begin Source data

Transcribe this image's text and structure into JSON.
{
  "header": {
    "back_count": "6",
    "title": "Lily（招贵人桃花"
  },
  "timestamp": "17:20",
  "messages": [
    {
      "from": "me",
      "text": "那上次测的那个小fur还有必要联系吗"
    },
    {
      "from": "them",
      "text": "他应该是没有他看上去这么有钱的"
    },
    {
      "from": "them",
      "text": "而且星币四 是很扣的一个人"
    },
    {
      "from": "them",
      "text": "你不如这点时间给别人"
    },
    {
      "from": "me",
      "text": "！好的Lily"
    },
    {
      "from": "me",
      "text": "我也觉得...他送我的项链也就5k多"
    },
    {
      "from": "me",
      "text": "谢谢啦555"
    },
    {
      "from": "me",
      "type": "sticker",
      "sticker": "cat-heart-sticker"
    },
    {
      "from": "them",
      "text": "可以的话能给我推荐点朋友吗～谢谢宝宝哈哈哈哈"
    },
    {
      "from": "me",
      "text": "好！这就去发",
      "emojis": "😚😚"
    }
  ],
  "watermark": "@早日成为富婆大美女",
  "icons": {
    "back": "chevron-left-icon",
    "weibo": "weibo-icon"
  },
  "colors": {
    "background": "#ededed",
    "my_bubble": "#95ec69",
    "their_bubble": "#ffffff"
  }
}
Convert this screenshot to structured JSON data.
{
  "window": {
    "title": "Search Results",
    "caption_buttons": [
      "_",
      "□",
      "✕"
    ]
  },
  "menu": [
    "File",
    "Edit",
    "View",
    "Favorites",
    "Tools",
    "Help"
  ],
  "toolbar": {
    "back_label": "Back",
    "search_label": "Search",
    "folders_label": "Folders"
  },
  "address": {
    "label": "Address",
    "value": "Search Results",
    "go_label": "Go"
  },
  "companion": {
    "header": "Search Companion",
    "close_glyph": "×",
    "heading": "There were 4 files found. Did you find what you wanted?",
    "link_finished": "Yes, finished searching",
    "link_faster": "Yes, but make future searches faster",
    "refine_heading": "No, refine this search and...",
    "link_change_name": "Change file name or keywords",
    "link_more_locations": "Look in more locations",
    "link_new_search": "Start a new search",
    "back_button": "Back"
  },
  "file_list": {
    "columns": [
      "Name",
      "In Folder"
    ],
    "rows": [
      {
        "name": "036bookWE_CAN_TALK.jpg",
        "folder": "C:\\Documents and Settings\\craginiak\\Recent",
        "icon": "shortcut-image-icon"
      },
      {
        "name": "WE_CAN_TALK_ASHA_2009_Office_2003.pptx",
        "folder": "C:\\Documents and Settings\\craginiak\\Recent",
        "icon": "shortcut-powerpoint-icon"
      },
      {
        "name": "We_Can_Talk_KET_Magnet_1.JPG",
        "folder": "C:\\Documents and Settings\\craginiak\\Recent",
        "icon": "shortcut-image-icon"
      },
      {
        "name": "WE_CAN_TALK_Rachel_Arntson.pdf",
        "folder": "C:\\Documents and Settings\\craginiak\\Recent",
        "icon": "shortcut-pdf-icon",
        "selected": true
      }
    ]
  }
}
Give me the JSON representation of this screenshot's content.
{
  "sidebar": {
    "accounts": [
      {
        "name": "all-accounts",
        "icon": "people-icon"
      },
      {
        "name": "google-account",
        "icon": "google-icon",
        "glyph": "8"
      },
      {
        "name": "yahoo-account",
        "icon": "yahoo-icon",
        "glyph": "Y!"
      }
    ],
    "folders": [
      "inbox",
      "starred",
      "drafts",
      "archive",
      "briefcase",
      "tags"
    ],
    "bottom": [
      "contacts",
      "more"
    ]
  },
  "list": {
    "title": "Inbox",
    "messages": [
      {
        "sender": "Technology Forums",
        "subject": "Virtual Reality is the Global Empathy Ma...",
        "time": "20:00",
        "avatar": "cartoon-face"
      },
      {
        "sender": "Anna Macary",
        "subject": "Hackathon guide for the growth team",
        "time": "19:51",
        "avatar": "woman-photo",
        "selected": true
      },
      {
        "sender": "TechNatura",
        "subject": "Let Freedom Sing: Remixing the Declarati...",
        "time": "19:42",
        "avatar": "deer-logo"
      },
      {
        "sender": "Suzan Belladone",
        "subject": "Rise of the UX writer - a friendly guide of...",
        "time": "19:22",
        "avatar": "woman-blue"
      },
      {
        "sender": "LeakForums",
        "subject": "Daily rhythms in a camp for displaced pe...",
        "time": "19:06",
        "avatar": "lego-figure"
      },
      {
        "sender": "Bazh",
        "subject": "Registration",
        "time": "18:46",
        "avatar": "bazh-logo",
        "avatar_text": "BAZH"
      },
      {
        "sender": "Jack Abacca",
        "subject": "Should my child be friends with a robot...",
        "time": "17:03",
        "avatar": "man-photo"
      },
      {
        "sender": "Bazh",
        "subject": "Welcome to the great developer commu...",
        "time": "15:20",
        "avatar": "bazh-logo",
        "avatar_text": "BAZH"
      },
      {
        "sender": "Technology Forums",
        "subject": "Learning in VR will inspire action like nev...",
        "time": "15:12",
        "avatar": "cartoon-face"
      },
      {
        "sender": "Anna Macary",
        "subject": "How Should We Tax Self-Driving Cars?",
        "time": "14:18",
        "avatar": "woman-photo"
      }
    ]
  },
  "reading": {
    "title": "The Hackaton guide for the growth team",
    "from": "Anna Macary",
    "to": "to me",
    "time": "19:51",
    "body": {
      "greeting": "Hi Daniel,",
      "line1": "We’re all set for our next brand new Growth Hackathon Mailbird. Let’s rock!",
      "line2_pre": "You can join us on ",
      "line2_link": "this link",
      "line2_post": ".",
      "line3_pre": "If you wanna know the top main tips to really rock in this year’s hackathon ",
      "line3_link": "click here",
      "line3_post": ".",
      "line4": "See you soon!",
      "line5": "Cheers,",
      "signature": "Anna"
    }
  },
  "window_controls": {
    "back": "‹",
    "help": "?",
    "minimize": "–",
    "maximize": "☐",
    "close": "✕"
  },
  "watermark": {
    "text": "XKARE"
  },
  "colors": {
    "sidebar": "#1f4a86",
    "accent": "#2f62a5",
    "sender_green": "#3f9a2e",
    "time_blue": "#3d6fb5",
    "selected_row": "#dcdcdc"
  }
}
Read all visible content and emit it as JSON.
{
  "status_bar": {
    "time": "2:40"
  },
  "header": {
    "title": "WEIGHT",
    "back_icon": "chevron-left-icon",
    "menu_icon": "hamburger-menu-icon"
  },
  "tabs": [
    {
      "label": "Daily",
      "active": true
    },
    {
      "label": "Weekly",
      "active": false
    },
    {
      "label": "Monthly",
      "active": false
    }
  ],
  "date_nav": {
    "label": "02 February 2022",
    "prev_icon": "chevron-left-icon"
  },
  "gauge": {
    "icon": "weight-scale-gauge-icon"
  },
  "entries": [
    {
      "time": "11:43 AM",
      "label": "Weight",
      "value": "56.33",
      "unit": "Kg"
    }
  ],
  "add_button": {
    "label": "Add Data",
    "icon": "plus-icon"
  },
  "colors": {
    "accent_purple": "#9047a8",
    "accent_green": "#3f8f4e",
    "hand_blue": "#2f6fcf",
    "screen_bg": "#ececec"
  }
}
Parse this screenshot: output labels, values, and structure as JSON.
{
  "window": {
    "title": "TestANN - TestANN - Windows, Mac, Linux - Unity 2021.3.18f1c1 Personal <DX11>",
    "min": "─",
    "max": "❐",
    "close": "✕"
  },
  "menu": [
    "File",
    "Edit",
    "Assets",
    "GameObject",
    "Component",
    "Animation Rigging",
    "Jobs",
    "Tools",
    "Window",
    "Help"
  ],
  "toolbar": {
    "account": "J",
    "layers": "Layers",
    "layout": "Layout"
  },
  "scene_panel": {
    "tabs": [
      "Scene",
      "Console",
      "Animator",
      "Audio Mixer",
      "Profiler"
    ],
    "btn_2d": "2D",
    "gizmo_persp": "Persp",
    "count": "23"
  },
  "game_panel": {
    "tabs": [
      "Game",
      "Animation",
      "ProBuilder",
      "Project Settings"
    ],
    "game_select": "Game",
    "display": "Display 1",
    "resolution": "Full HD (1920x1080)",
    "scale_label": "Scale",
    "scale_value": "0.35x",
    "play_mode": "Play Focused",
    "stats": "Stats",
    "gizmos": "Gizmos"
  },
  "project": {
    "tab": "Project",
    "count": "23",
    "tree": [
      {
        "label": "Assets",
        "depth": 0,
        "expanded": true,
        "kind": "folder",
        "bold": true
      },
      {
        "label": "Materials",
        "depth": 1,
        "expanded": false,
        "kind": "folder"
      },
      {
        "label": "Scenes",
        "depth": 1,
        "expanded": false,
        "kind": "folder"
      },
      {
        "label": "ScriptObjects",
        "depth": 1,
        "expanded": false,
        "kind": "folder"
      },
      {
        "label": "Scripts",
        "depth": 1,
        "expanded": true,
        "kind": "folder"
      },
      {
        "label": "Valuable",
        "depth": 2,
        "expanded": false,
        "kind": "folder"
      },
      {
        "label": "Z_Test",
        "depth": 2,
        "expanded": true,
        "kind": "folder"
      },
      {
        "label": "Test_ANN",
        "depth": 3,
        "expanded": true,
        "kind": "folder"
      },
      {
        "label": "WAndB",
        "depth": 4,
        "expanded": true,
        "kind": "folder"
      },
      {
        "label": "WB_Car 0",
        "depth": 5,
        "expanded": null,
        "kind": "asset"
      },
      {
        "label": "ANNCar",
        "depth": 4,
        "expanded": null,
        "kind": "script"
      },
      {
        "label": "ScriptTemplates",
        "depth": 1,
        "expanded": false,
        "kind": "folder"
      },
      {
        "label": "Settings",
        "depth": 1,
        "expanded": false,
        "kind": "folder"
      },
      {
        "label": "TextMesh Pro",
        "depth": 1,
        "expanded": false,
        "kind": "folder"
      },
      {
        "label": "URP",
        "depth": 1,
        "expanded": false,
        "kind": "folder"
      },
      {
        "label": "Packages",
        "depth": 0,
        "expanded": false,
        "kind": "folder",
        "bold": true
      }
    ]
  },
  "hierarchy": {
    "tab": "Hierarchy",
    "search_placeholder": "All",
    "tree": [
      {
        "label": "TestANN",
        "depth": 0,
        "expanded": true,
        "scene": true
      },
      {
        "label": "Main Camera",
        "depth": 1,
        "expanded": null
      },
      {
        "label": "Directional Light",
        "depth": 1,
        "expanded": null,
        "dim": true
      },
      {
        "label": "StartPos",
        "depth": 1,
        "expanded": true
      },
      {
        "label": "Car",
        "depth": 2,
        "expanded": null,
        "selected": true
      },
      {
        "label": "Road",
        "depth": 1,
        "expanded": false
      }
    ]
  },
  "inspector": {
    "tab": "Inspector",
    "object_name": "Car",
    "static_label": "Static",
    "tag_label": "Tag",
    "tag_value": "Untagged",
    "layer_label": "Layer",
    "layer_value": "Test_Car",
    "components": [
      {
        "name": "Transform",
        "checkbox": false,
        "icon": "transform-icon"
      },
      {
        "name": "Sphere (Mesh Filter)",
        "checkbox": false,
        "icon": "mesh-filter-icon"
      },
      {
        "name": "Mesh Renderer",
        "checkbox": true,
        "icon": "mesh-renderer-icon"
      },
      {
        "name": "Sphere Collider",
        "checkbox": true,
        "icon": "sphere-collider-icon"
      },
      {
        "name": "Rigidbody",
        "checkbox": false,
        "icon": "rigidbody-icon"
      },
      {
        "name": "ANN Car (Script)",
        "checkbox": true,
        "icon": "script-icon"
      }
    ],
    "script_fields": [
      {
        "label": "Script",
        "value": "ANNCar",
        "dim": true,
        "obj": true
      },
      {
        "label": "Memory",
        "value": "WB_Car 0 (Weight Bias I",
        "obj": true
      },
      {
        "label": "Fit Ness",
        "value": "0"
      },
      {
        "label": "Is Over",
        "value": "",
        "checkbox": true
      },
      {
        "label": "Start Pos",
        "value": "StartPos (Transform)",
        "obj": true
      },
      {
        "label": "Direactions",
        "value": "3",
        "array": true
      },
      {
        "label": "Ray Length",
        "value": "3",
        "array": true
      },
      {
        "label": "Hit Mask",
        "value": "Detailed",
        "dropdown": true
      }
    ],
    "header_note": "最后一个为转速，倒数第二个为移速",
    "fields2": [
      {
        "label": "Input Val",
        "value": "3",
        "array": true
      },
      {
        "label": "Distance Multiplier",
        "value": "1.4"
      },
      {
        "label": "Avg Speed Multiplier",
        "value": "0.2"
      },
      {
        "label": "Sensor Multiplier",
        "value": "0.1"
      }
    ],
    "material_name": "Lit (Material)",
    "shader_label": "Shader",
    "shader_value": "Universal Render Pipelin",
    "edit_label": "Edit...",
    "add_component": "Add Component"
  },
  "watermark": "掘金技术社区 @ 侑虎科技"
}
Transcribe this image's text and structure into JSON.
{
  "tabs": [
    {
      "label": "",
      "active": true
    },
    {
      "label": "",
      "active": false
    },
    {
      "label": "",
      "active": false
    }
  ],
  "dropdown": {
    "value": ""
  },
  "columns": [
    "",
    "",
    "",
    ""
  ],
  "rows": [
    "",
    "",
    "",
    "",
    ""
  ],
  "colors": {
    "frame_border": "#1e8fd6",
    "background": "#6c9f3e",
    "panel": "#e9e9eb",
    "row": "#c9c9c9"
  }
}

end Source data

__Stated exercise__
Extract all lines from the data in which "photo" is found.

__Written response__
        "avatar": "woman-photo",
        "avatar": "man-photo"
        "avatar": "woman-photo"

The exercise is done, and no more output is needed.